Task directions
Answer with one number: how many lines hold the string "structured".

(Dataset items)
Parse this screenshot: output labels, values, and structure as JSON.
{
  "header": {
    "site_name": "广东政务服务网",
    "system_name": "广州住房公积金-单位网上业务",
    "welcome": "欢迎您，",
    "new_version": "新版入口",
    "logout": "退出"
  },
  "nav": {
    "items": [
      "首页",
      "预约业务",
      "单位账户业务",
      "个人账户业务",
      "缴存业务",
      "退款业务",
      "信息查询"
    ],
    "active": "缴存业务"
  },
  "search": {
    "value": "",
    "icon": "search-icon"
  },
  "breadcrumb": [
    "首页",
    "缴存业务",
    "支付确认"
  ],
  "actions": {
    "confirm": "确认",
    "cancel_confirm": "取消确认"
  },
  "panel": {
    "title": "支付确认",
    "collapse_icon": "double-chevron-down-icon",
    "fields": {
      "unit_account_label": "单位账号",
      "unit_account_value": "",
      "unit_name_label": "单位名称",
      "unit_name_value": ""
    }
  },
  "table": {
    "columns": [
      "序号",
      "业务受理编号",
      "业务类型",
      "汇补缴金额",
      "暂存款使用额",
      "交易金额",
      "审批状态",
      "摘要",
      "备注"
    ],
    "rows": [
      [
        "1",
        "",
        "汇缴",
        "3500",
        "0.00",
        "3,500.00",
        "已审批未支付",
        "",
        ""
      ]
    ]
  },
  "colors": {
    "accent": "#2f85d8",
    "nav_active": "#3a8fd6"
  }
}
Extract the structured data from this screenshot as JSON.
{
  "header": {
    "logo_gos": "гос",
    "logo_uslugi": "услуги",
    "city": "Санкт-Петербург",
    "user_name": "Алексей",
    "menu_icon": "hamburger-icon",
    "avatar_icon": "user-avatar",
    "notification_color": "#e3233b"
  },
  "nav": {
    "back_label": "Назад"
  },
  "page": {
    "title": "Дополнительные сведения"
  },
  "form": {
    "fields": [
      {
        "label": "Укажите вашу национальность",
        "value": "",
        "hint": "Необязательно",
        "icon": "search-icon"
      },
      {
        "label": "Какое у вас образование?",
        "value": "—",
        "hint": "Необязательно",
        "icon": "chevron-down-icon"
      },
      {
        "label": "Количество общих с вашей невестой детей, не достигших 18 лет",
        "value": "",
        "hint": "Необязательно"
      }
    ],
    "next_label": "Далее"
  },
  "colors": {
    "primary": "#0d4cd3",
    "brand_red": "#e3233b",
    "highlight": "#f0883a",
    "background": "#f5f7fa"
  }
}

* * *

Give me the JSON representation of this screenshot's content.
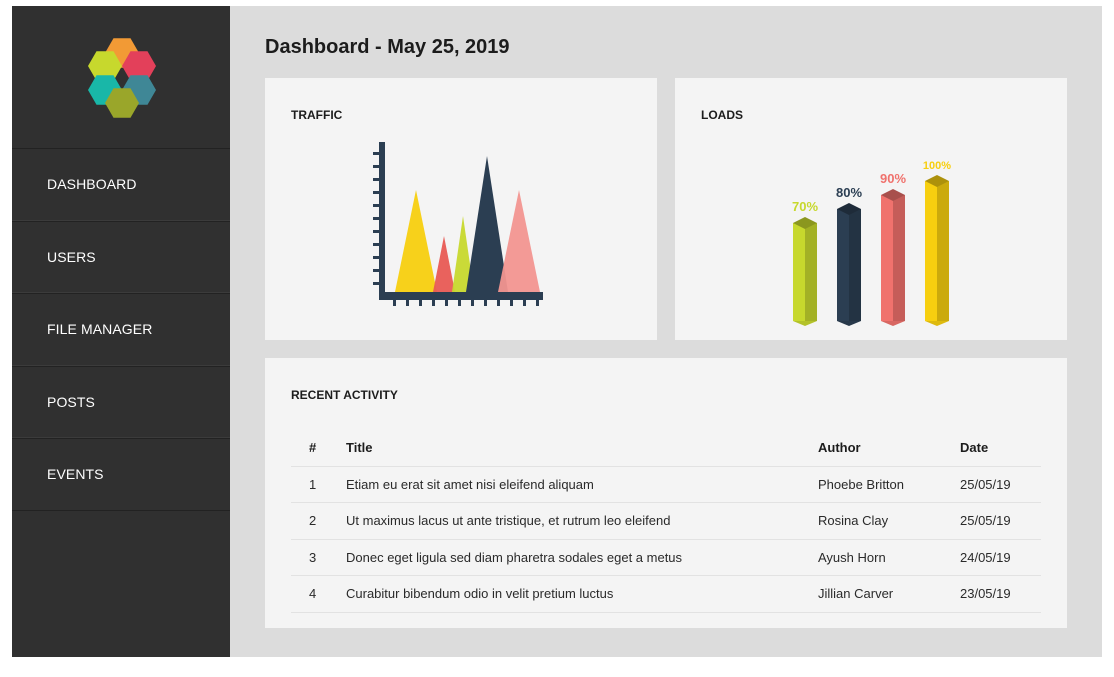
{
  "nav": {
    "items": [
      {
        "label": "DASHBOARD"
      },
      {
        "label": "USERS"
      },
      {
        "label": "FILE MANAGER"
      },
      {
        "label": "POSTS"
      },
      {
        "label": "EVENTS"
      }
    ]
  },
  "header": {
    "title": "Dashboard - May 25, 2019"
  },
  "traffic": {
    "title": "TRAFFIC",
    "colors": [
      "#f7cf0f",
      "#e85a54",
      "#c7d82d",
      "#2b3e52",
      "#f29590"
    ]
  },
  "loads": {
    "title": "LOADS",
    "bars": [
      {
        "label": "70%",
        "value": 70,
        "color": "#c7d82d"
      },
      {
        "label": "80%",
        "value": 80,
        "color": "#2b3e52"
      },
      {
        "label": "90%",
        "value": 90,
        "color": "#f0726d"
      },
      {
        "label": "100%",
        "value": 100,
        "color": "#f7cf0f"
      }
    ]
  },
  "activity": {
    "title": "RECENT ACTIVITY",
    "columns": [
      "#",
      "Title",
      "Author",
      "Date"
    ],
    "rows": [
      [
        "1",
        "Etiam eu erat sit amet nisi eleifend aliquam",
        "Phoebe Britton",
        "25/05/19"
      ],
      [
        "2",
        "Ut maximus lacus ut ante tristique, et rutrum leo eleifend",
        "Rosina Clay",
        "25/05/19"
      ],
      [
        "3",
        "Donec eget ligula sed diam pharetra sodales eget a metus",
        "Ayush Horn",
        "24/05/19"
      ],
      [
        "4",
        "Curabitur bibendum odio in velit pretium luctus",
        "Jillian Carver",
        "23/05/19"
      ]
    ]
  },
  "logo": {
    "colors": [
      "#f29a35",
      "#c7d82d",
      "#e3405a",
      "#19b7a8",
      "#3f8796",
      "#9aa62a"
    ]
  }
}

--

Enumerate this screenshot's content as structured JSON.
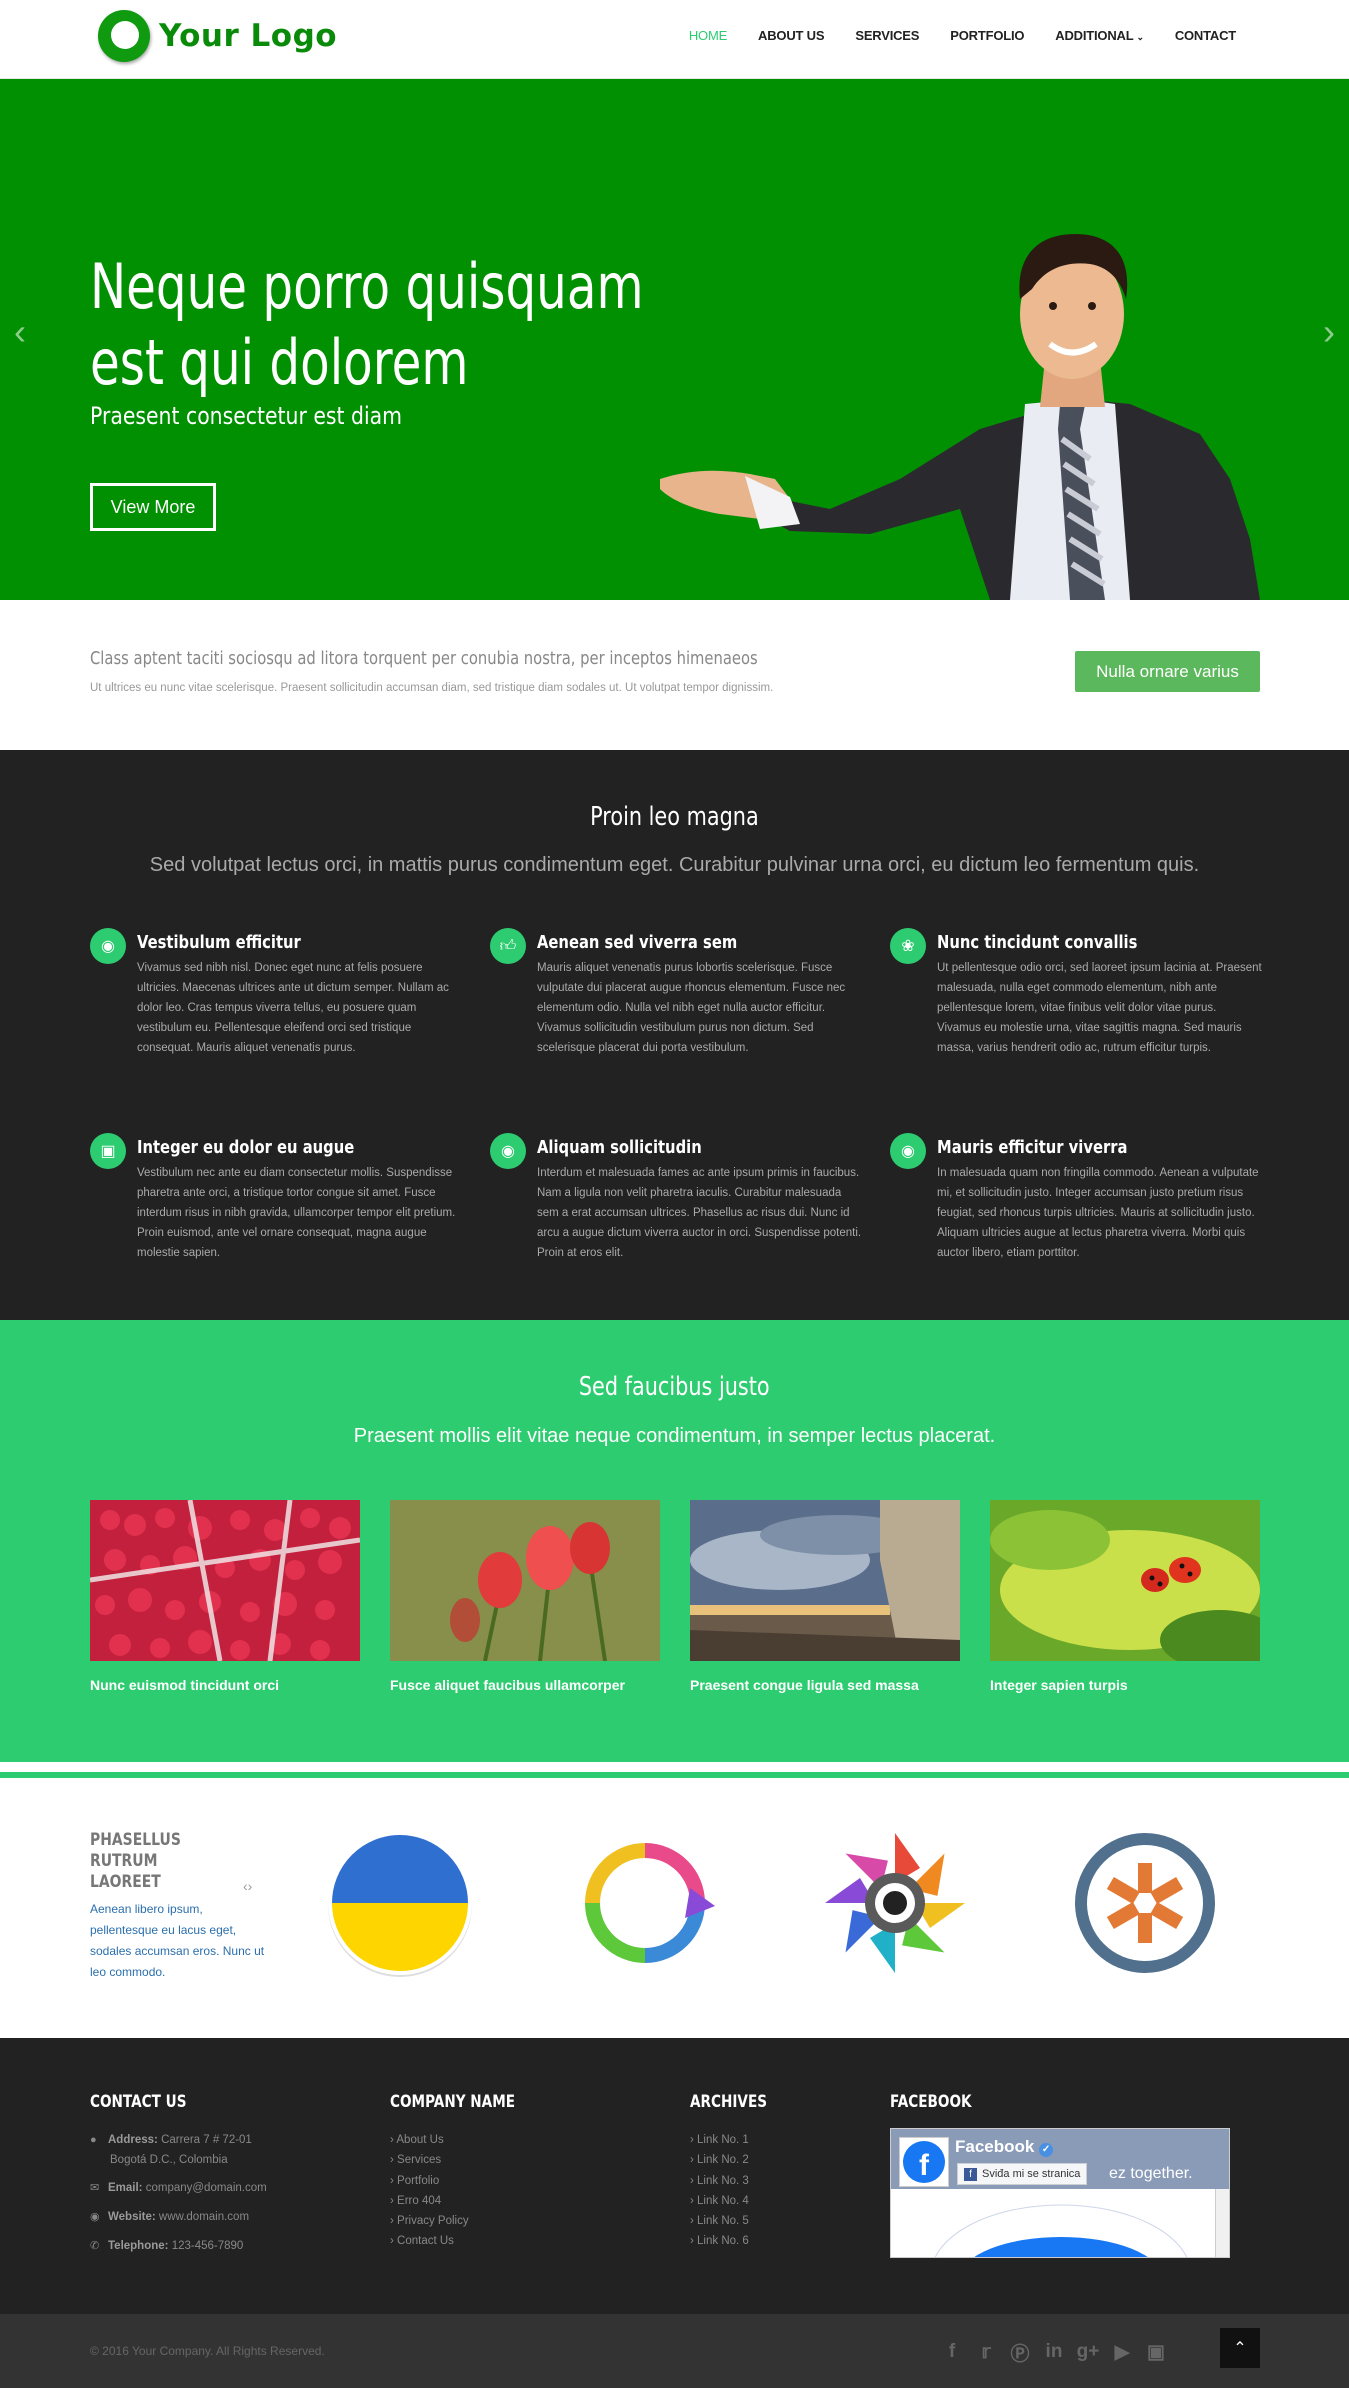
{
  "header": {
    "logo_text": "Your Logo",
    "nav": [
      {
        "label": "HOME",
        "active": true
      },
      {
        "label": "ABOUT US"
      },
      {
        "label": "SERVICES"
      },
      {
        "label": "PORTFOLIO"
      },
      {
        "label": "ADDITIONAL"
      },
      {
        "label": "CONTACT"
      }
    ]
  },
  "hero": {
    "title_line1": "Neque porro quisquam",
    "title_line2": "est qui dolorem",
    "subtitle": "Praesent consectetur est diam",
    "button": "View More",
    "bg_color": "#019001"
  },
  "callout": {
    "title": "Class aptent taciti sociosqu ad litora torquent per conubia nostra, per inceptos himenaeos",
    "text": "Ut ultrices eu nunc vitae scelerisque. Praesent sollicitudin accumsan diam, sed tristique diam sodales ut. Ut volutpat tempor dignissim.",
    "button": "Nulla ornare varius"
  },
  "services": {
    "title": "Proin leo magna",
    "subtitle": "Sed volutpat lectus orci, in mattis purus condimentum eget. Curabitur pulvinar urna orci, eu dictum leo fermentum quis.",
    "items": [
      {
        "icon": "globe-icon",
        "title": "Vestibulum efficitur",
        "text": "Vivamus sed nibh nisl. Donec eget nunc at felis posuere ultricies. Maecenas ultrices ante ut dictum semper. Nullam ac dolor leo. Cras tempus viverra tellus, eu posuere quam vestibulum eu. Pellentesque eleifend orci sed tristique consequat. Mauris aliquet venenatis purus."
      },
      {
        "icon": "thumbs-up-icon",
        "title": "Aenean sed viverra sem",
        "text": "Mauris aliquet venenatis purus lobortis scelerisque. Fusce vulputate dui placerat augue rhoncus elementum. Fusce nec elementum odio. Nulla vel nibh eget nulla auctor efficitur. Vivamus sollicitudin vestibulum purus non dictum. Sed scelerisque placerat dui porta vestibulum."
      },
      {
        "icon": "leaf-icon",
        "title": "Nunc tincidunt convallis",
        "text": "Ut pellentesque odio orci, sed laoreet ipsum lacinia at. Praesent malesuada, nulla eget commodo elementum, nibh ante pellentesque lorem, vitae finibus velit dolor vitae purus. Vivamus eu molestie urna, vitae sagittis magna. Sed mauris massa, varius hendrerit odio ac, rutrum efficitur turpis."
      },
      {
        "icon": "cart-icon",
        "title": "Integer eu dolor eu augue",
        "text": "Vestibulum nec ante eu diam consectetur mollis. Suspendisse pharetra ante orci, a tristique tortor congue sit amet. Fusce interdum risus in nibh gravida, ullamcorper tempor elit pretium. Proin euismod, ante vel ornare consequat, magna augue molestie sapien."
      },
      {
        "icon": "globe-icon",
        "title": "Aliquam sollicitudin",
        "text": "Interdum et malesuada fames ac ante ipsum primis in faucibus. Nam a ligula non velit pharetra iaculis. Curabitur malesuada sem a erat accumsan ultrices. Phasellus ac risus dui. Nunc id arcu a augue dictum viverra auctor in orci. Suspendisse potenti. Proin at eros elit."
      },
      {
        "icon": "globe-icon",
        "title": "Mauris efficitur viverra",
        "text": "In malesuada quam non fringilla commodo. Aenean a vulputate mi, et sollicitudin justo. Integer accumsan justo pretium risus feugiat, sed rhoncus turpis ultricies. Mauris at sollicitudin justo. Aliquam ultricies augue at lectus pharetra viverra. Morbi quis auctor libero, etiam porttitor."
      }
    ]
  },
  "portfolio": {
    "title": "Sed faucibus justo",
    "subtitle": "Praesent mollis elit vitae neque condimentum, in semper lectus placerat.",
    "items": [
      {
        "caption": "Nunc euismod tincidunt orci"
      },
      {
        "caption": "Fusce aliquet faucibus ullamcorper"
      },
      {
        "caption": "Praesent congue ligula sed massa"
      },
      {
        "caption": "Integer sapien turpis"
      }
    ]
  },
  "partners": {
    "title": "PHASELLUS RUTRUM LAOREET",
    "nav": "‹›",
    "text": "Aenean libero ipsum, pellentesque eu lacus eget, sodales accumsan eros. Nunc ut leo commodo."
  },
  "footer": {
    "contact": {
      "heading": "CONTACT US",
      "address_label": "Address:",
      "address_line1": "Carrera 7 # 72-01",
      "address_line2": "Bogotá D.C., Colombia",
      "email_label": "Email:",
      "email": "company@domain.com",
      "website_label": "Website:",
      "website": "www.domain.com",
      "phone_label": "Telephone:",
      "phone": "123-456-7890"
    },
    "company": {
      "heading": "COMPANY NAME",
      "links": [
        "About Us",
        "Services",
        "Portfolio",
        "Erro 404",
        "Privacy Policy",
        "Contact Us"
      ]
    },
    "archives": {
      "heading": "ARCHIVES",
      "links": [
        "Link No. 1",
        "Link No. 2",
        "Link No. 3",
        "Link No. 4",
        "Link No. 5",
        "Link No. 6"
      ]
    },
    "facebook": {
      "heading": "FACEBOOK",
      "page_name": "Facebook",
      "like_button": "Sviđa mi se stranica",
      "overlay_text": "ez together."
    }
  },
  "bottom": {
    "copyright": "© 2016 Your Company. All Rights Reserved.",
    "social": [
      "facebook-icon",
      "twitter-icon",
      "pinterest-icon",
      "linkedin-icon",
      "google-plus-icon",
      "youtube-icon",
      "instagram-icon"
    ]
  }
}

Problem solution
2